[Data entries for graphics]
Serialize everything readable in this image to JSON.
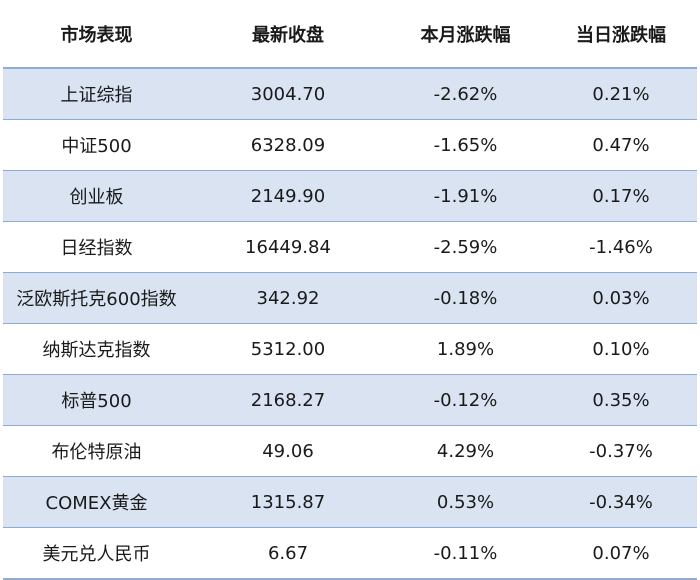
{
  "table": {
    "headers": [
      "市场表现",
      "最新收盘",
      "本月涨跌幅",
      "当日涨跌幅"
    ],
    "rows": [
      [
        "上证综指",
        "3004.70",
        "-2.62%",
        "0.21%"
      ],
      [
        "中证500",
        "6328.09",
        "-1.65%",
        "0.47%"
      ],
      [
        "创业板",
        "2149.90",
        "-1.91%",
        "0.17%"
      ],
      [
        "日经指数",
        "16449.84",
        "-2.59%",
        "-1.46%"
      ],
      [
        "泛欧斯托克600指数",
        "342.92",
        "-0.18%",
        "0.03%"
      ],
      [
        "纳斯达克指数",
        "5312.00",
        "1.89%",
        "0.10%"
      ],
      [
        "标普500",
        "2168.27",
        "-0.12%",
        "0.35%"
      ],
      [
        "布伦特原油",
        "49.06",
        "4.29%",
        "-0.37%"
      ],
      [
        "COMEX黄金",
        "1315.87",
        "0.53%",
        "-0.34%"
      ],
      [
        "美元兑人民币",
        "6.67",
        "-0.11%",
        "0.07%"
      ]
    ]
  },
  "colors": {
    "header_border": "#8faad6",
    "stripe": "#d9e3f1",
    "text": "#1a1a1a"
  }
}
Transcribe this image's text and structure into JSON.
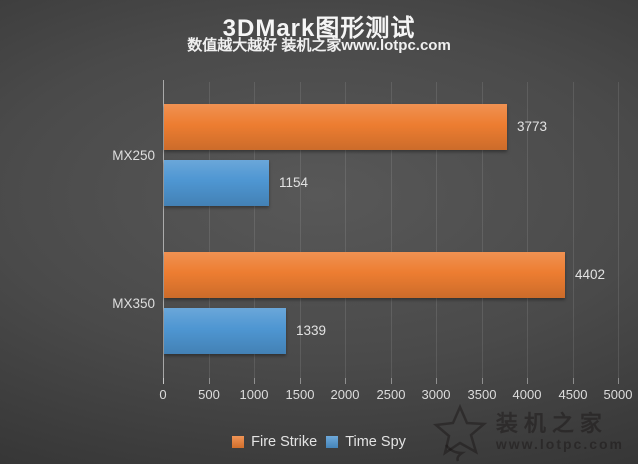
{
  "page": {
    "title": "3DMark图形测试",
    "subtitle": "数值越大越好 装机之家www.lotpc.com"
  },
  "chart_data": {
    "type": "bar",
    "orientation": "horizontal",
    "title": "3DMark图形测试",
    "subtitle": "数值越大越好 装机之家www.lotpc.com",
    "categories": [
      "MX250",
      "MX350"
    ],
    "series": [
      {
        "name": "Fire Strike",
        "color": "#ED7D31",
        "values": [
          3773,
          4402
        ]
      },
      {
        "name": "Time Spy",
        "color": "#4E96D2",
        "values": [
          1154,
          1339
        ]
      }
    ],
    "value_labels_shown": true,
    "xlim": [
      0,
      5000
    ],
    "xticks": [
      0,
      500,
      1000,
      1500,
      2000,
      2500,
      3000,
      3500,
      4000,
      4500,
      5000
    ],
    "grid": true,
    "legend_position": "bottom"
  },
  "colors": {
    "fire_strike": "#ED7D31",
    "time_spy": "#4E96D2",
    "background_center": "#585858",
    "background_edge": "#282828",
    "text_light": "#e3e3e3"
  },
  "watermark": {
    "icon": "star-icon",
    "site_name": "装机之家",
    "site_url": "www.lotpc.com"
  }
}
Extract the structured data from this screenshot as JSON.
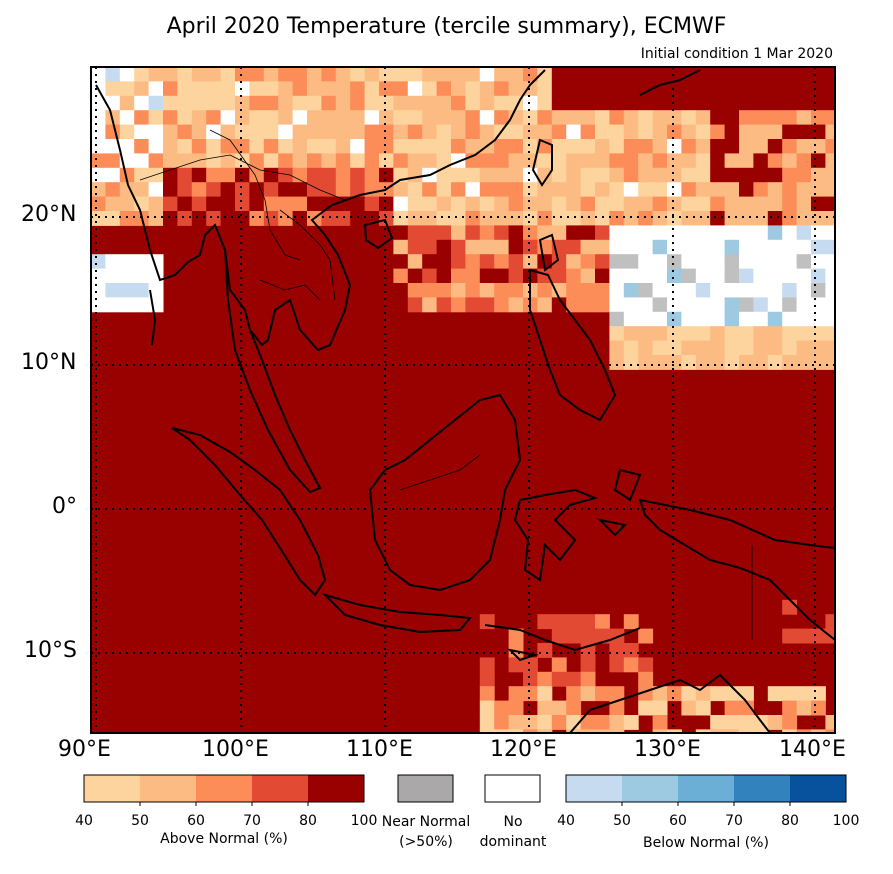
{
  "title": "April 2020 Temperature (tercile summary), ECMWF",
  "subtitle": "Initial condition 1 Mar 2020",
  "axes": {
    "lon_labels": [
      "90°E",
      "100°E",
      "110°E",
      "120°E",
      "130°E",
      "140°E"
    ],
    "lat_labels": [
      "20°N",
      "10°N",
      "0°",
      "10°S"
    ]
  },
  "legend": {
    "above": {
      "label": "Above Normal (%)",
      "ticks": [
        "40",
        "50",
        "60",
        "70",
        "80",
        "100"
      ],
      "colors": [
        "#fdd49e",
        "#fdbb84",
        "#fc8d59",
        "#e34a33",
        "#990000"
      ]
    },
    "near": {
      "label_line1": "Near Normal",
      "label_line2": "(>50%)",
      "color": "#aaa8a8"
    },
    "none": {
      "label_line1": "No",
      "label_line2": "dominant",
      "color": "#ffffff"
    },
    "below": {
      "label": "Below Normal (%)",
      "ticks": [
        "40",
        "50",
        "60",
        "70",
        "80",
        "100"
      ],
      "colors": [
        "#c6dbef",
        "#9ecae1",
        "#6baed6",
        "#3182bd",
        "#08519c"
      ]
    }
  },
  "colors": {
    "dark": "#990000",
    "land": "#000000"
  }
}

** What is being asked **
Write the listing above out again exactly, dropping each image.

** Response below **
Serialize everything readable in this image to JSON.
{
  "table": {
    "headers": [
      "市场表现",
      "最新收盘",
      "本月涨跌幅",
      "当日涨跌幅"
    ],
    "rows": [
      [
        "上证综指",
        "3004.70",
        "-2.62%",
        "0.21%"
      ],
      [
        "中证500",
        "6328.09",
        "-1.65%",
        "0.47%"
      ],
      [
        "创业板",
        "2149.90",
        "-1.91%",
        "0.17%"
      ],
      [
        "日经指数",
        "16449.84",
        "-2.59%",
        "-1.46%"
      ],
      [
        "泛欧斯托克600指数",
        "342.92",
        "-0.18%",
        "0.03%"
      ],
      [
        "纳斯达克指数",
        "5312.00",
        "1.89%",
        "0.10%"
      ],
      [
        "标普500",
        "2168.27",
        "-0.12%",
        "0.35%"
      ],
      [
        "布伦特原油",
        "49.06",
        "4.29%",
        "-0.37%"
      ],
      [
        "COMEX黄金",
        "1315.87",
        "0.53%",
        "-0.34%"
      ],
      [
        "美元兑人民币",
        "6.67",
        "-0.11%",
        "0.07%"
      ]
    ]
  },
  "colors": {
    "header_border": "#8faad6",
    "stripe": "#d9e3f1",
    "text": "#1a1a1a"
  }
}
Transcribe this image's text and structure into JSON.
{
  "page": {
    "title": "3DMark图形测试",
    "subtitle": "数值越大越好 装机之家www.lotpc.com"
  },
  "chart_data": {
    "type": "bar",
    "orientation": "horizontal",
    "title": "3DMark图形测试",
    "subtitle": "数值越大越好 装机之家www.lotpc.com",
    "categories": [
      "MX250",
      "MX350"
    ],
    "series": [
      {
        "name": "Fire Strike",
        "color": "#ED7D31",
        "values": [
          3773,
          4402
        ]
      },
      {
        "name": "Time Spy",
        "color": "#4E96D2",
        "values": [
          1154,
          1339
        ]
      }
    ],
    "value_labels_shown": true,
    "xlim": [
      0,
      5000
    ],
    "xticks": [
      0,
      500,
      1000,
      1500,
      2000,
      2500,
      3000,
      3500,
      4000,
      4500,
      5000
    ],
    "grid": true,
    "legend_position": "bottom"
  },
  "colors": {
    "fire_strike": "#ED7D31",
    "time_spy": "#4E96D2",
    "background_center": "#585858",
    "background_edge": "#282828",
    "text_light": "#e3e3e3"
  },
  "watermark": {
    "icon": "star-icon",
    "site_name": "装机之家",
    "site_url": "www.lotpc.com"
  }
}
Extract the structured data from this screenshot as JSON.
{
  "title": "April 2020 Temperature (tercile summary), ECMWF",
  "subtitle": "Initial condition 1 Mar 2020",
  "axes": {
    "lon_labels": [
      "90°E",
      "100°E",
      "110°E",
      "120°E",
      "130°E",
      "140°E"
    ],
    "lat_labels": [
      "20°N",
      "10°N",
      "0°",
      "10°S"
    ]
  },
  "legend": {
    "above": {
      "label": "Above Normal (%)",
      "ticks": [
        "40",
        "50",
        "60",
        "70",
        "80",
        "100"
      ],
      "colors": [
        "#fdd49e",
        "#fdbb84",
        "#fc8d59",
        "#e34a33",
        "#990000"
      ]
    },
    "near": {
      "label_line1": "Near Normal",
      "label_line2": "(>50%)",
      "color": "#aaa8a8"
    },
    "none": {
      "label_line1": "No",
      "label_line2": "dominant",
      "color": "#ffffff"
    },
    "below": {
      "label": "Below Normal (%)",
      "ticks": [
        "40",
        "50",
        "60",
        "70",
        "80",
        "100"
      ],
      "colors": [
        "#c6dbef",
        "#9ecae1",
        "#6baed6",
        "#3182bd",
        "#08519c"
      ]
    }
  },
  "colors": {
    "dark": "#990000",
    "land": "#000000"
  }
}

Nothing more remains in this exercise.